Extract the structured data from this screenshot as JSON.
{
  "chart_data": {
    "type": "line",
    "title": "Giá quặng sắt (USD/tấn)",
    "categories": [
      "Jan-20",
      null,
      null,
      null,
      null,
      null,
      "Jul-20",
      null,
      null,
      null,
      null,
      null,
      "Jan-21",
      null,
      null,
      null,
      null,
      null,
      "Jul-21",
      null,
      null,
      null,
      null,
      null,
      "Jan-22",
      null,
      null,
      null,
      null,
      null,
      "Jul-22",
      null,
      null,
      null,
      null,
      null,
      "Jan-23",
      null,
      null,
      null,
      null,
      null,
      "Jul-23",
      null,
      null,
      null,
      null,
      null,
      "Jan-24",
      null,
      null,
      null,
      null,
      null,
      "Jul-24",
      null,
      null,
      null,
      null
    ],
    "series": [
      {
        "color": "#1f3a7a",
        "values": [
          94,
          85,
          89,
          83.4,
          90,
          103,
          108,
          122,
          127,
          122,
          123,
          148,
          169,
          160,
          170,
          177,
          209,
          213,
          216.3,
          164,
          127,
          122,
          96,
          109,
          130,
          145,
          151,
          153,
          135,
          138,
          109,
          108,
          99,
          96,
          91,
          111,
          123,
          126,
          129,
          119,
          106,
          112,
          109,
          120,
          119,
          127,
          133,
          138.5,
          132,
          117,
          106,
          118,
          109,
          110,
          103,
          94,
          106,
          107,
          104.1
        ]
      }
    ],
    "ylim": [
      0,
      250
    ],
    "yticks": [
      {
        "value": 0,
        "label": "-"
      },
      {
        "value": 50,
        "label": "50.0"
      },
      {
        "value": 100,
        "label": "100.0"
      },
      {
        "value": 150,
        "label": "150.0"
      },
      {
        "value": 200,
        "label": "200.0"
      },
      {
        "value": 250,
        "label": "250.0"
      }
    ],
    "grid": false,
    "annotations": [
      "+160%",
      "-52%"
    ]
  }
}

══════

- _Exercise aim_
Repeat the data above exactly.

- _Response to this exercise_
Extract the structured data from this screenshot as JSON.
{
  "chart_data": {
    "type": "line",
    "title": "Giá quặng sắt (USD/tấn)",
    "categories": [
      "Jan-20",
      null,
      null,
      null,
      null,
      null,
      "Jul-20",
      null,
      null,
      null,
      null,
      null,
      "Jan-21",
      null,
      null,
      null,
      null,
      null,
      "Jul-21",
      null,
      null,
      null,
      null,
      null,
      "Jan-22",
      null,
      null,
      null,
      null,
      null,
      "Jul-22",
      null,
      null,
      null,
      null,
      null,
      "Jan-23",
      null,
      null,
      null,
      null,
      null,
      "Jul-23",
      null,
      null,
      null,
      null,
      null,
      "Jan-24",
      null,
      null,
      null,
      null,
      null,
      "Jul-24",
      null,
      null,
      null,
      null
    ],
    "series": [
      {
        "color": "#1f3a7a",
        "values": [
          94,
          85,
          89,
          83.4,
          90,
          103,
          108,
          122,
          127,
          122,
          123,
          148,
          169,
          160,
          170,
          177,
          209,
          213,
          216.3,
          164,
          127,
          122,
          96,
          109,
          130,
          145,
          151,
          153,
          135,
          138,
          109,
          108,
          99,
          96,
          91,
          111,
          123,
          126,
          129,
          119,
          106,
          112,
          109,
          120,
          119,
          127,
          133,
          138.5,
          132,
          117,
          106,
          118,
          109,
          110,
          103,
          94,
          106,
          107,
          104.1
        ]
      }
    ],
    "ylim": [
      0,
      250
    ],
    "yticks": [
      {
        "value": 0,
        "label": "-"
      },
      {
        "value": 50,
        "label": "50.0"
      },
      {
        "value": 100,
        "label": "100.0"
      },
      {
        "value": 150,
        "label": "150.0"
      },
      {
        "value": 200,
        "label": "200.0"
      },
      {
        "value": 250,
        "label": "250.0"
      }
    ],
    "grid": false,
    "annotations": [
      "+160%",
      "-52%"
    ]
  }
}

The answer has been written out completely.